» EXTRACTED RECORDS:

● ● ● ● ● ● ●

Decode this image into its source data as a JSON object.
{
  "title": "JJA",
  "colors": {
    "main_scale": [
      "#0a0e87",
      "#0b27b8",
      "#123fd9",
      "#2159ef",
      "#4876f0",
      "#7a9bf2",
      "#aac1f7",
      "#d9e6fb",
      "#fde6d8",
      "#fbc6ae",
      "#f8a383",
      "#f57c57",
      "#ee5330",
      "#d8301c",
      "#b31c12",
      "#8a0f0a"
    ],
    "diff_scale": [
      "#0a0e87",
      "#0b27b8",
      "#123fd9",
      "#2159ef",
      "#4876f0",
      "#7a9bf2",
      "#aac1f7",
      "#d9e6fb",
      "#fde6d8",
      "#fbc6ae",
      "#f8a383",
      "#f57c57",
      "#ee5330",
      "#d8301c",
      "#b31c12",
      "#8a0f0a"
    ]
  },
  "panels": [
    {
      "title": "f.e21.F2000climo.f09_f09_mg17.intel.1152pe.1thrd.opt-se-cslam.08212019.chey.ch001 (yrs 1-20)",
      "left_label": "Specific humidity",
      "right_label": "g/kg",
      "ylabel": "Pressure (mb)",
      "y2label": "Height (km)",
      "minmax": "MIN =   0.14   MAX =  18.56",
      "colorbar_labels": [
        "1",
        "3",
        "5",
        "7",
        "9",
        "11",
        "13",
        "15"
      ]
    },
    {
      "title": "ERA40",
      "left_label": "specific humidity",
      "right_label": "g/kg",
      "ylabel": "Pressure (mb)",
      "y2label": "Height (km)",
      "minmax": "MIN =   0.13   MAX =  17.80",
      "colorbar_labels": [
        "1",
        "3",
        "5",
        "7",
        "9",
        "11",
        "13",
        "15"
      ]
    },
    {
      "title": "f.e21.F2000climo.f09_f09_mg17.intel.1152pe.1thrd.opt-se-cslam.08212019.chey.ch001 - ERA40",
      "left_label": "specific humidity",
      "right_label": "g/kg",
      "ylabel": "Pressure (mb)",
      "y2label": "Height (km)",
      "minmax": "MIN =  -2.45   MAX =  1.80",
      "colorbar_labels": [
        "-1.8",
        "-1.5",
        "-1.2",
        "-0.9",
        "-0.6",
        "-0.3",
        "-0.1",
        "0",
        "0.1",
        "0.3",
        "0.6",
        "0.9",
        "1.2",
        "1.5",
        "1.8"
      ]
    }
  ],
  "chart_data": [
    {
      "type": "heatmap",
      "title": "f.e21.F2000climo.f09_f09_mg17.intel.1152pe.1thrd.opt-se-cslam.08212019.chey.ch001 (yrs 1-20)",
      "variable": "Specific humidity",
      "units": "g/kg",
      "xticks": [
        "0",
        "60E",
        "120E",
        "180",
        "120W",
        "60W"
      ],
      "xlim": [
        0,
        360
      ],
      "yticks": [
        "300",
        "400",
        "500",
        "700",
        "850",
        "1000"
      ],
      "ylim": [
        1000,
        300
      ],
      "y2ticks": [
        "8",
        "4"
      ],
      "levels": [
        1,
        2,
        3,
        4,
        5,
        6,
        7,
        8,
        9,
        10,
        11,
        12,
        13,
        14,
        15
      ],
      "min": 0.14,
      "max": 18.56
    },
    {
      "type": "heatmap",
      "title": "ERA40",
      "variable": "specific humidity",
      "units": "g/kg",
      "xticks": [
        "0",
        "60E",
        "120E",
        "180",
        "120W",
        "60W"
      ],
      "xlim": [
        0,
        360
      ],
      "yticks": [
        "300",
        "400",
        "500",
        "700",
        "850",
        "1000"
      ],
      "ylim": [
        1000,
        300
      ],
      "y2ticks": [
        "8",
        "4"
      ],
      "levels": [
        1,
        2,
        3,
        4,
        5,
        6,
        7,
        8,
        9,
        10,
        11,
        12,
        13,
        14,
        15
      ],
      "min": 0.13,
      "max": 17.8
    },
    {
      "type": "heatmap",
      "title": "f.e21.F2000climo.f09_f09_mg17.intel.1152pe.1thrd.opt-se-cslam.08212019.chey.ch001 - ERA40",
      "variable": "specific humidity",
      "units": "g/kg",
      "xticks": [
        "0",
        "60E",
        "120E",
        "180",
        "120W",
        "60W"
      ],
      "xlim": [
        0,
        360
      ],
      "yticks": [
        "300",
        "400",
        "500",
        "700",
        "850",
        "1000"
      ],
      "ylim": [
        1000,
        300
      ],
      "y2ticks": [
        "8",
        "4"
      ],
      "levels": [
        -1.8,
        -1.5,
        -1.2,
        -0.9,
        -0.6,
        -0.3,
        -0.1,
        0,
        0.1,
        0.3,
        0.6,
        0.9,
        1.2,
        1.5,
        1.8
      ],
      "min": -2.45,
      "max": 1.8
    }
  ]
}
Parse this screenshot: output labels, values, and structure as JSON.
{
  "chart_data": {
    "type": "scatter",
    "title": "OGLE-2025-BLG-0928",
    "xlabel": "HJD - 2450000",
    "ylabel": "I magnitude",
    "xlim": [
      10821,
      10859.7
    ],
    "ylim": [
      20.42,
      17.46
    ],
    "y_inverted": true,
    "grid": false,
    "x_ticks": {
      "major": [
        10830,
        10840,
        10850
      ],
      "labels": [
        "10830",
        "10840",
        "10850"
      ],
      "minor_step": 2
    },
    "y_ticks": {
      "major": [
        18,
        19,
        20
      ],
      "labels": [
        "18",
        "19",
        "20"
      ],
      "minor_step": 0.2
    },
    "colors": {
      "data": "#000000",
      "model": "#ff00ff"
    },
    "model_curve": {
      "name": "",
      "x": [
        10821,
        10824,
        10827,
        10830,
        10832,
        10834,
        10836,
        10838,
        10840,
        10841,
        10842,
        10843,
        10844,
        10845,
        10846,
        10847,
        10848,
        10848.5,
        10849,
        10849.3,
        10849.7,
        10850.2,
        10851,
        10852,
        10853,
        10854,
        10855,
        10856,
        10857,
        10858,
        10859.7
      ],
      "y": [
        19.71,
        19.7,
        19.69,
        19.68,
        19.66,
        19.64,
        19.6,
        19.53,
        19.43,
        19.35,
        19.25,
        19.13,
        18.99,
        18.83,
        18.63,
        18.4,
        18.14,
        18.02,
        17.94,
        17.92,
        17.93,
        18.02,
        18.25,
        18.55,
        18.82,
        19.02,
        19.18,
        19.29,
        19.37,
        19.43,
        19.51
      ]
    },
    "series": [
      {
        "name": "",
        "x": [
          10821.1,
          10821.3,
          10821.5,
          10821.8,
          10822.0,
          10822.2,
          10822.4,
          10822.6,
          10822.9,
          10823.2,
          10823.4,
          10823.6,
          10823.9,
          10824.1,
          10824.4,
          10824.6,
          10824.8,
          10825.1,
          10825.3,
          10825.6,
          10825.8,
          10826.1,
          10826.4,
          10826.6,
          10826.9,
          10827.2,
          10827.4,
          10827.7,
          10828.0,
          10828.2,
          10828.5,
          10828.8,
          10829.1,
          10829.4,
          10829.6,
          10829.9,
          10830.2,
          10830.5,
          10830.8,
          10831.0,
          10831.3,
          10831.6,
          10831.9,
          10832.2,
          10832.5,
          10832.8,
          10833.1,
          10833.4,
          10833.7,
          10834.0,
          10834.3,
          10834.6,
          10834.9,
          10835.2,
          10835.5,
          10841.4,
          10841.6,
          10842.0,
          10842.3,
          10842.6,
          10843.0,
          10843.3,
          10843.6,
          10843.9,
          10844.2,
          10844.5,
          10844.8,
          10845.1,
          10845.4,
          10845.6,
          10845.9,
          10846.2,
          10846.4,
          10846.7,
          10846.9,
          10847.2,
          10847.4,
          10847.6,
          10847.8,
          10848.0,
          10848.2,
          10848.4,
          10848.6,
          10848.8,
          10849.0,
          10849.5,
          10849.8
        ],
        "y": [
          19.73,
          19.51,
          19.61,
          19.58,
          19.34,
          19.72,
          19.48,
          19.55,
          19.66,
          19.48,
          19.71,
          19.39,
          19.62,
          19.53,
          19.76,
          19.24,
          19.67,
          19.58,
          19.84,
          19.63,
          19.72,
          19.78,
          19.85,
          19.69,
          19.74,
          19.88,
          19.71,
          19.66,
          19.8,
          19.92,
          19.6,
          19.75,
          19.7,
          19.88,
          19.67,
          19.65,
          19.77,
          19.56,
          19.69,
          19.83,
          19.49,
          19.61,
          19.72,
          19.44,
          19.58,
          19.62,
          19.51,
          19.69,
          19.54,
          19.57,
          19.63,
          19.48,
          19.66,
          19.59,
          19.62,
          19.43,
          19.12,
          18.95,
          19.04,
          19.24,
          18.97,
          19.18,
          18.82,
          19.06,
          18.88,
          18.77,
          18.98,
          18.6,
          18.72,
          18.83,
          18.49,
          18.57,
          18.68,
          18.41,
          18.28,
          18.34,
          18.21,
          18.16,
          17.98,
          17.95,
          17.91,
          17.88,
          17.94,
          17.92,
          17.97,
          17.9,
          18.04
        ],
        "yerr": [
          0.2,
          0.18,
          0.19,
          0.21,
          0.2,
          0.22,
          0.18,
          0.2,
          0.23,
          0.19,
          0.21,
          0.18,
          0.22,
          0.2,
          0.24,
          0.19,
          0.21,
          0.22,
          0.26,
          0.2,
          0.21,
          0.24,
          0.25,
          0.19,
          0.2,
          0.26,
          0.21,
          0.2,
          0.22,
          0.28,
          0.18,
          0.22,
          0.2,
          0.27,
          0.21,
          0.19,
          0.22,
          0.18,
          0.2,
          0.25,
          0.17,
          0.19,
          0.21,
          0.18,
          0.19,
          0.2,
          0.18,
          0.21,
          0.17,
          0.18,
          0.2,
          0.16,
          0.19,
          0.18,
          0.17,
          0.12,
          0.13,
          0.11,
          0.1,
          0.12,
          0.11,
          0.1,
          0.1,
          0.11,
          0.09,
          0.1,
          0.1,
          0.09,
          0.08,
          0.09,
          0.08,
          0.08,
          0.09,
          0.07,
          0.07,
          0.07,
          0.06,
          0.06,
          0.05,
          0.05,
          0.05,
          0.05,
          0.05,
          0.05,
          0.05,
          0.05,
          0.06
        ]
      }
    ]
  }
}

● ● ● ● ● ● ●

» TASK TO CARRY OUT:
Determine how many lines of the records above contain the word "minmax", and report only that number.

» ANSWER TO THE EXERCISE:
3